— begin Input —

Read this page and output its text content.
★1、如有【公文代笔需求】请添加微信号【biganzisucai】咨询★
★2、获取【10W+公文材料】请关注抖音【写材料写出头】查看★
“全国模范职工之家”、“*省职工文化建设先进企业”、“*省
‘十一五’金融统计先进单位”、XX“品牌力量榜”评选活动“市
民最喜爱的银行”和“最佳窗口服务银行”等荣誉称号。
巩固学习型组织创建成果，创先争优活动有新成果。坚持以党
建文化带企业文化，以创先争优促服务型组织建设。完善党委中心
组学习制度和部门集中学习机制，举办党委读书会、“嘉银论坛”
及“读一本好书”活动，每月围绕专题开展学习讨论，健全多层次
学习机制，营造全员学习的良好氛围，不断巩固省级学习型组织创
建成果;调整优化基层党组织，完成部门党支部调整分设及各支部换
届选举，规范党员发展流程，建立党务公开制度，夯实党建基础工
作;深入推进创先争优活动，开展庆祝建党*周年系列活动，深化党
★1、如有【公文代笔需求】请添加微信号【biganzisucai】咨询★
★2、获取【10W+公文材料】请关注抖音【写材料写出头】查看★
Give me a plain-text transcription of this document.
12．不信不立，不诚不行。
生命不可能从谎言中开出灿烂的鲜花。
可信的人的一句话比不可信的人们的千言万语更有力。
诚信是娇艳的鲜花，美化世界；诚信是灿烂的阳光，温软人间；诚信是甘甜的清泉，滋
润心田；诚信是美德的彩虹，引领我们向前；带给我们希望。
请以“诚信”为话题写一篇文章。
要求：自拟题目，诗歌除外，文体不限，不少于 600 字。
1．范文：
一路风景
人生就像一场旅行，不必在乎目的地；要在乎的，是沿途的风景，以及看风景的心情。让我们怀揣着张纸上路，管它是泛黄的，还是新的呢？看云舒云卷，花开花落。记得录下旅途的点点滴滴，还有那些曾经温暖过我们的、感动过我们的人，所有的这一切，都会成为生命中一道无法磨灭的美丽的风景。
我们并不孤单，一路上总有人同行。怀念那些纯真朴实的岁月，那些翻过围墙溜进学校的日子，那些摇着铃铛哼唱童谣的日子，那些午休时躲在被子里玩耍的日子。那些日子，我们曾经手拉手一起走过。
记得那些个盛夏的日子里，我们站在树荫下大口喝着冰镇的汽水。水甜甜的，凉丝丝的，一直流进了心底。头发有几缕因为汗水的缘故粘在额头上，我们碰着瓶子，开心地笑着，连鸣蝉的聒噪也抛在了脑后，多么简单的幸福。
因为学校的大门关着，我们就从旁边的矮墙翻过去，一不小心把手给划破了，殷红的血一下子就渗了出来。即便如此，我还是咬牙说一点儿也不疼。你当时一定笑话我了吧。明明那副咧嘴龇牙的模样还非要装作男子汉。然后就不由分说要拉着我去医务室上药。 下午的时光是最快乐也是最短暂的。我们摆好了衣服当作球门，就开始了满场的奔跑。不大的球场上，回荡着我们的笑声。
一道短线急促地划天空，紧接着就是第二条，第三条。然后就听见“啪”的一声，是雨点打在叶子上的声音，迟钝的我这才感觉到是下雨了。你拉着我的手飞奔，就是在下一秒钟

— end Input —

Exercise: Restate each of the entries above verbatim.

Answer below:
Read this page and output its text content.
★1、如有【公文代笔需求】请添加微信号【biganzisucai】咨询★
★2、获取【10W+公文材料】请关注抖音【写材料写出头】查看★
“全国模范职工之家”、“*省职工文化建设先进企业”、“*省
‘十一五’金融统计先进单位”、XX“品牌力量榜”评选活动“市
民最喜爱的银行”和“最佳窗口服务银行”等荣誉称号。
巩固学习型组织创建成果，创先争优活动有新成果。坚持以党
建文化带企业文化，以创先争优促服务型组织建设。完善党委中心
组学习制度和部门集中学习机制，举办党委读书会、“嘉银论坛”
及“读一本好书”活动，每月围绕专题开展学习讨论，健全多层次
学习机制，营造全员学习的良好氛围，不断巩固省级学习型组织创
建成果;调整优化基层党组织，完成部门党支部调整分设及各支部换
届选举，规范党员发展流程，建立党务公开制度，夯实党建基础工
作;深入推进创先争优活动，开展庆祝建党*周年系列活动，深化党
★1、如有【公文代笔需求】请添加微信号【biganzisucai】咨询★
★2、获取【10W+公文材料】请关注抖音【写材料写出头】查看★
Give me a plain-text transcription of this document.
12．不信不立，不诚不行。
生命不可能从谎言中开出灿烂的鲜花。
可信的人的一句话比不可信的人们的千言万语更有力。
诚信是娇艳的鲜花，美化世界；诚信是灿烂的阳光，温软人间；诚信是甘甜的清泉，滋
润心田；诚信是美德的彩虹，引领我们向前；带给我们希望。
请以“诚信”为话题写一篇文章。
要求：自拟题目，诗歌除外，文体不限，不少于 600 字。
1．范文：
一路风景
人生就像一场旅行，不必在乎目的地；要在乎的，是沿途的风景，以及看风景的心情。让我们怀揣着张纸上路，管它是泛黄的，还是新的呢？看云舒云卷，花开花落。记得录下旅途的点点滴滴，还有那些曾经温暖过我们的、感动过我们的人，所有的这一切，都会成为生命中一道无法磨灭的美丽的风景。
我们并不孤单，一路上总有人同行。怀念那些纯真朴实的岁月，那些翻过围墙溜进学校的日子，那些摇着铃铛哼唱童谣的日子，那些午休时躲在被子里玩耍的日子。那些日子，我们曾经手拉手一起走过。
记得那些个盛夏的日子里，我们站在树荫下大口喝着冰镇的汽水。水甜甜的，凉丝丝的，一直流进了心底。头发有几缕因为汗水的缘故粘在额头上，我们碰着瓶子，开心地笑着，连鸣蝉的聒噪也抛在了脑后，多么简单的幸福。
因为学校的大门关着，我们就从旁边的矮墙翻过去，一不小心把手给划破了，殷红的血一下子就渗了出来。即便如此，我还是咬牙说一点儿也不疼。你当时一定笑话我了吧。明明那副咧嘴龇牙的模样还非要装作男子汉。然后就不由分说要拉着我去医务室上药。 下午的时光是最快乐也是最短暂的。我们摆好了衣服当作球门，就开始了满场的奔跑。不大的球场上，回荡着我们的笑声。
一道短线急促地划天空，紧接着就是第二条，第三条。然后就听见“啪”的一声，是雨点打在叶子上的声音，迟钝的我这才感觉到是下雨了。你拉着我的手飞奔，就是在下一秒钟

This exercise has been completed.